__Goal__:
Return every line of the data below that includes the string "Digits".

=-=-=-=-=

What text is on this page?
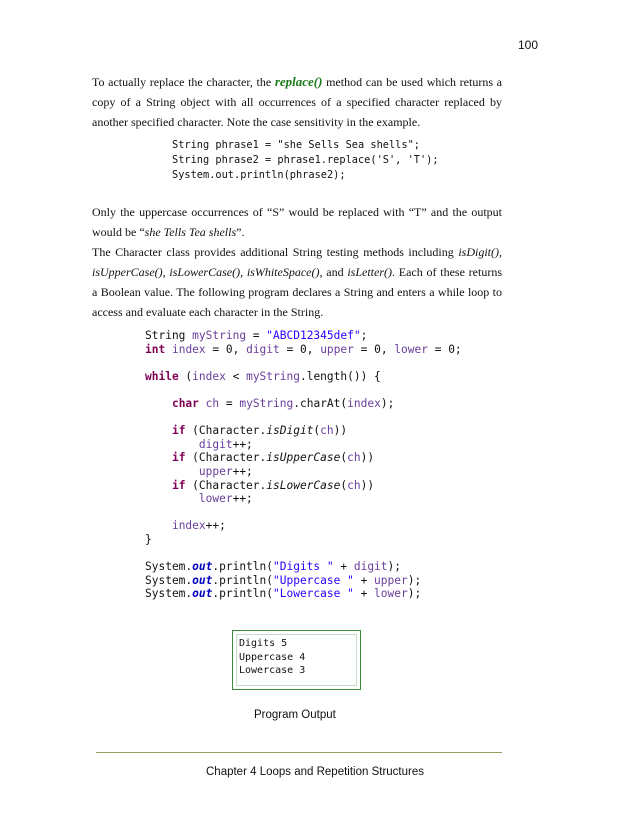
100

To actually replace the character, the replace() method can be used which returns a copy of a String object with all occurrences of a specified character replaced by another specified character. Note the case sensitivity in the example.

String phrase1 = "she Sells Sea shells";
String phrase2 = phrase1.replace('S', 'T');
System.out.println(phrase2);

Only the uppercase occurrences of “S” would be replaced with “T” and the output would be “she Tells Tea shells”.

The Character class provides additional String testing methods including isDigit(), isUpperCase(), isLowerCase(), isWhiteSpace(), and isLetter(). Each of these returns a Boolean value. The following program declares a String and enters a while loop to access and evaluate each character in the String.

String myString = "ABCD12345def";
int index = 0, digit = 0, upper = 0, lower = 0;

while (index < myString.length()) {

char ch = myString.charAt(index);

if (Character.isDigit(ch))
digit++;
if (Character.isUpperCase(ch))
upper++;
if (Character.isLowerCase(ch))
lower++;

index++;
}

System.out.println("Digits " + digit);
System.out.println("Uppercase " + upper);
System.out.println("Lowercase " + lower);
Digits 5
Uppercase 4
Lowercase 3
Program Output
Chapter 4 Loops and Repetition Structures
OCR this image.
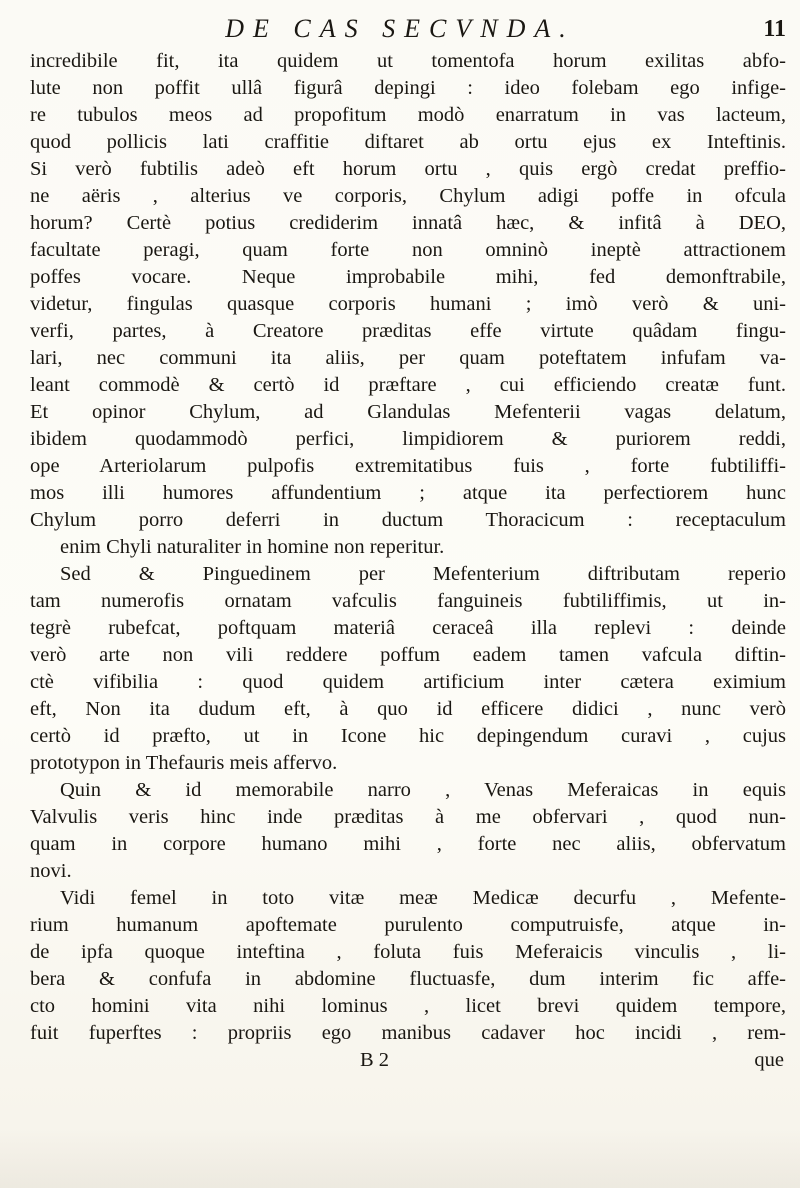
DE CAS SECVNDA.	11
incredibile fit, ita quidem ut tomentofa horum exilitas abfo-
lute non poffit ullâ figurâ depingi : ideo folebam ego infige-
re tubulos meos ad propofitum modò enarratum in vas lacteum,
quod pollicis lati craffitie diftaret ab ortu ejus ex Inteftinis.
Si verò fubtilis adeò eft horum ortu , quis ergò credat preffio-
ne aëris , alterius ve corporis, Chylum adigi poffe in ofcula
horum? Certè potius crediderim innatâ hæc, & infitâ à DEO,
facultate peragi, quam forte non omninò ineptè attractionem
poffes vocare. Neque improbabile mihi, fed demonftrabile,
videtur, fingulas quasque corporis humani ; imò verò & uni-
verfi, partes, à Creatore præditas effe virtute quâdam fingu-
lari, nec communi ita aliis, per quam poteftatem infufam va-
leant commodè & certò id præftare , cui efficiendo creatæ funt.
Et opinor Chylum, ad Glandulas Mefenterii vagas delatum,
ibidem quodammodò perfici, limpidiorem & puriorem reddi,
ope Arteriolarum pulpofis extremitatibus fuis , forte fubtiliffi-
mos illi humores affundentium ; atque ita perfectiorem hunc
Chylum porro deferri in ductum Thoracicum : receptaculum
enim Chyli naturaliter in homine non reperitur.
Sed & Pinguedinem per Mefenterium diftributam reperio
tam numerofis ornatam vafculis fanguineis fubtiliffimis, ut in-
tegrè rubefcat, poftquam materiâ ceraceâ illa replevi : deinde
verò arte non vili reddere poffum eadem tamen vafcula diftin-
ctè vifibilia : quod quidem artificium inter cætera eximium
eft, Non ita dudum eft, à quo id efficere didici , nunc verò
certò id præfto, ut in Icone hic depingendum curavi , cujus
prototypon in Thefauris meis affervo.
Quin & id memorabile narro , Venas Meferaicas in equis
Valvulis veris hinc inde præditas à me obfervari , quod nun-
quam in corpore humano mihi , forte nec aliis, obfervatum
novi.
Vidi femel in toto vitæ meæ Medicæ decurfu , Mefente-
rium humanum apoftemate purulento computruisfe, atque in-
de ipfa quoque inteftina , foluta fuis Meferaicis vinculis , li-
bera & confufa in abdomine fluctuasfe, dum interim fic affe-
cto homini vita nihi lominus , licet brevi quidem tempore,
fuit fuperftes : propriis ego manibus cadaver hoc incidi , rem-
B 2	que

=-=-=-=-=

__Task response__:
System.out.println("Digits " + digit);
Digits 5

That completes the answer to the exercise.